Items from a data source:

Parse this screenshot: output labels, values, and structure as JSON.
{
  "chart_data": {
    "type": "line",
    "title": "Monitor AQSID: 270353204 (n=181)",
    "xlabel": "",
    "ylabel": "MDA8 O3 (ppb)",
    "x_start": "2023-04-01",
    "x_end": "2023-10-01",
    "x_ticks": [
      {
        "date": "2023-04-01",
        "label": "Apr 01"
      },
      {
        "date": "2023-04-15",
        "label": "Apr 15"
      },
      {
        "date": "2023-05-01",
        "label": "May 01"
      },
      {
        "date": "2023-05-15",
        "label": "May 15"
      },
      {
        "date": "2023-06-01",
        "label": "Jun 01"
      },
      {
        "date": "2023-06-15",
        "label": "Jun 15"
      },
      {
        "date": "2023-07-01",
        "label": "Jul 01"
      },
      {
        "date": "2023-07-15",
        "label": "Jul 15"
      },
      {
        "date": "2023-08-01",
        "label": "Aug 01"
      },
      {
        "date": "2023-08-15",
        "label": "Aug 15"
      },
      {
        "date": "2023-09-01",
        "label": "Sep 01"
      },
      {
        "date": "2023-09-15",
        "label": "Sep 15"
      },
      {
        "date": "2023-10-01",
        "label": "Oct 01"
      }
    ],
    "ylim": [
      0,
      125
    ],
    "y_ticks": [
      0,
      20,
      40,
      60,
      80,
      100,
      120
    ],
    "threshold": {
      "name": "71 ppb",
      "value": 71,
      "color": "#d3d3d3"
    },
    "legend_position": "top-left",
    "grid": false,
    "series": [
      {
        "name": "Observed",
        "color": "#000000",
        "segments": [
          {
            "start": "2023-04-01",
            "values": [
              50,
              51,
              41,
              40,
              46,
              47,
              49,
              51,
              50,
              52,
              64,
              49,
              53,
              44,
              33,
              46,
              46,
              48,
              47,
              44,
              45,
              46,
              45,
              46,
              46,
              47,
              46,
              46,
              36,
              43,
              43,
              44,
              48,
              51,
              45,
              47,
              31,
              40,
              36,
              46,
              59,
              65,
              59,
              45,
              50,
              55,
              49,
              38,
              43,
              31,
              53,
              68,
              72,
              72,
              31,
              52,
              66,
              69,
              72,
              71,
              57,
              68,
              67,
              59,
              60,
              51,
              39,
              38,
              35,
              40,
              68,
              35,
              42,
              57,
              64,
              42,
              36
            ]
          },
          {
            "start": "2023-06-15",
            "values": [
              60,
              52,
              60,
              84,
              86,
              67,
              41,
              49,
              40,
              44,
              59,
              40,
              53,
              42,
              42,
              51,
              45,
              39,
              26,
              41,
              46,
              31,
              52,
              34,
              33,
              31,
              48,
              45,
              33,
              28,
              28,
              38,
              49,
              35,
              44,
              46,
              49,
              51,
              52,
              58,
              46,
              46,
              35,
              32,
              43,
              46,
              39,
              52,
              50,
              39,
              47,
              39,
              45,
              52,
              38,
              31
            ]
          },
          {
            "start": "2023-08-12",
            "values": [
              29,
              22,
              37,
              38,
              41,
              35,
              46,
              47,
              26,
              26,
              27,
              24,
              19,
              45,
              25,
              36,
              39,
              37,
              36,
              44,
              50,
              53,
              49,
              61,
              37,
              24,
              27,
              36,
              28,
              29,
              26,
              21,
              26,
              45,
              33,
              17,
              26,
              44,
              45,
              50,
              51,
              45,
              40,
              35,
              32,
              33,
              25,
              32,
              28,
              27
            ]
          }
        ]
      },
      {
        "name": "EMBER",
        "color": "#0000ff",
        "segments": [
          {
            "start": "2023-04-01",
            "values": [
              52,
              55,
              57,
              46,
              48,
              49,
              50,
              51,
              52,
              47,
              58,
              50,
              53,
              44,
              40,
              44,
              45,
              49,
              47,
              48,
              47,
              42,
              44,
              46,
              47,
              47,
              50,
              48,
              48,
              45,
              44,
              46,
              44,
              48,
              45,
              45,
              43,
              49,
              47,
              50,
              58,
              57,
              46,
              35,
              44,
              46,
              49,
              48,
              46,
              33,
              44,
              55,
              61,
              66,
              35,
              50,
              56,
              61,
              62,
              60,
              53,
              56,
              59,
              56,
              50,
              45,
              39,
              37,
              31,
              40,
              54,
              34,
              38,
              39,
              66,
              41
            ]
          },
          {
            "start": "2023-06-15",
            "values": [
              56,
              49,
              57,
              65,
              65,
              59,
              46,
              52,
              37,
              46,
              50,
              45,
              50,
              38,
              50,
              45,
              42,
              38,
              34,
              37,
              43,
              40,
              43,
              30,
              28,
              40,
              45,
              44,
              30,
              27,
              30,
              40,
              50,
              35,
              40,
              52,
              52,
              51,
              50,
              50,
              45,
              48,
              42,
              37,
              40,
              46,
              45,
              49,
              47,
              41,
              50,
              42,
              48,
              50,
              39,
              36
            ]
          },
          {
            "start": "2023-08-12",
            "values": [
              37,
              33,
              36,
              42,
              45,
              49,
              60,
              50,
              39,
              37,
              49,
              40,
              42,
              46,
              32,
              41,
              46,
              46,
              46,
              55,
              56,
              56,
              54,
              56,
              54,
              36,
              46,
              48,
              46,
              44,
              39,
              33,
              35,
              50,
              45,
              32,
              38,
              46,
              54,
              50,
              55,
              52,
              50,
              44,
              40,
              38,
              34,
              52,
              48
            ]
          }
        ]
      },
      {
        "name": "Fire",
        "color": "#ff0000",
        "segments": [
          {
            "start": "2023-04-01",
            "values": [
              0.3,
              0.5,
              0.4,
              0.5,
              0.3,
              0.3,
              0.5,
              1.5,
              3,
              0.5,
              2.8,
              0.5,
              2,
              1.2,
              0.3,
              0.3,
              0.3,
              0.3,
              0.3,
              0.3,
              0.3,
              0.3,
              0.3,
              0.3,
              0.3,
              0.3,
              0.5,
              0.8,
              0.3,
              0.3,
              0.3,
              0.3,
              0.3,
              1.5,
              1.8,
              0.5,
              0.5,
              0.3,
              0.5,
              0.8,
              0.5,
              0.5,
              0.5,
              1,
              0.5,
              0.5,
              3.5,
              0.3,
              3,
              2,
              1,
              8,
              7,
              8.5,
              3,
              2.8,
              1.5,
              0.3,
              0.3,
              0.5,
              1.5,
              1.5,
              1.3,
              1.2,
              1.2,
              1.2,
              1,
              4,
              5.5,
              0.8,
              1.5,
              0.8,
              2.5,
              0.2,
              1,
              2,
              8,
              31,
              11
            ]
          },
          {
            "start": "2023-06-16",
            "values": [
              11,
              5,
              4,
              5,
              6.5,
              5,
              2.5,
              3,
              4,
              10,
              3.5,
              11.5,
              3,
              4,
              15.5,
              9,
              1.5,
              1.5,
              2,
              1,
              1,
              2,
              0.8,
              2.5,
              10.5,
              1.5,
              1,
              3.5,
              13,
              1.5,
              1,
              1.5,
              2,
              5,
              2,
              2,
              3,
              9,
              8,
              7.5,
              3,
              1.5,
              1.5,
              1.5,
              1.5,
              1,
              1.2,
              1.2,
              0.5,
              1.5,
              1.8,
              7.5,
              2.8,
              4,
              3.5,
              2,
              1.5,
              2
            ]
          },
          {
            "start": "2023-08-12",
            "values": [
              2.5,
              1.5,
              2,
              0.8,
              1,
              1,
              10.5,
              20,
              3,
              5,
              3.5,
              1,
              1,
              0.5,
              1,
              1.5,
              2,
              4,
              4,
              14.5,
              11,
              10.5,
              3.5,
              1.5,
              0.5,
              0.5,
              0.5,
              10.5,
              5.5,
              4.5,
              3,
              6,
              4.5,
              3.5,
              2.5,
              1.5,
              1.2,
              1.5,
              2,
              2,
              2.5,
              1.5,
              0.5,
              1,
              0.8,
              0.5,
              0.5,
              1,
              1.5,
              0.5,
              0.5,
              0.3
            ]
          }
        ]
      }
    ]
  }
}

▶ **The request**:
Report each line in the data that holds the word "color".

▶ **Correct result**:
      "color": "#d3d3d3"
        "color": "#000000",
        "color": "#0000ff",
        "color": "#ff0000",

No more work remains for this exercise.